[BEGIN INFORMATION GIVEN]

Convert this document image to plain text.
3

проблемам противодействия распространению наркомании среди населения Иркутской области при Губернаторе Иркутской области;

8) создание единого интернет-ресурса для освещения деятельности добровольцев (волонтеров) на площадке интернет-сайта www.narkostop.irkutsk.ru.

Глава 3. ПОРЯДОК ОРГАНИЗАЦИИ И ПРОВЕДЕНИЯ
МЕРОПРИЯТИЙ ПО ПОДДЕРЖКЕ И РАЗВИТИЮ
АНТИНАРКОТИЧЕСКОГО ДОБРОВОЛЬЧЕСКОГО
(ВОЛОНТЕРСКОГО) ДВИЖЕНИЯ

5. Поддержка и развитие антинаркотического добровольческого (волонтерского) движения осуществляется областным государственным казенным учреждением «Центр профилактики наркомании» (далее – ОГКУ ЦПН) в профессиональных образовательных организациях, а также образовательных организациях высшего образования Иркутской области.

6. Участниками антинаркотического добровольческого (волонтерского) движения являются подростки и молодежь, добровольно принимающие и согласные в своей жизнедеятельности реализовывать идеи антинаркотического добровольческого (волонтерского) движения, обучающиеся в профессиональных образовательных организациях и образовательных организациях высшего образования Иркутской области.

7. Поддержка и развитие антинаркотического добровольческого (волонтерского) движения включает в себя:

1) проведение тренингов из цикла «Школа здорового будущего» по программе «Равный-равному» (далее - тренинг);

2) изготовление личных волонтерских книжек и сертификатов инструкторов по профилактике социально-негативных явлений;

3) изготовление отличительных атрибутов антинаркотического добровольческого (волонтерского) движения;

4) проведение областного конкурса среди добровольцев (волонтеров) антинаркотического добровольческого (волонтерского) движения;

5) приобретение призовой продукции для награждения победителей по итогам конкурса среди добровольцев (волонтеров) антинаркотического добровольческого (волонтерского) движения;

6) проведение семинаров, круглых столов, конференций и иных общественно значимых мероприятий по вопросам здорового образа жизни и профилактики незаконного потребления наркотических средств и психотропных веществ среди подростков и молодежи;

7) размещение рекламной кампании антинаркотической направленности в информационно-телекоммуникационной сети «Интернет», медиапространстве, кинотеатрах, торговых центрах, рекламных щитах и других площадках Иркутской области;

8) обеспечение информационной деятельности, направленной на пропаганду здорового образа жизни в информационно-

[END INFORMATION GIVEN]

TASK GOAL: Above are entries; state the number of lines among them that contain "конкурса", and nothing else.

WRITTEN SOLUTION: 2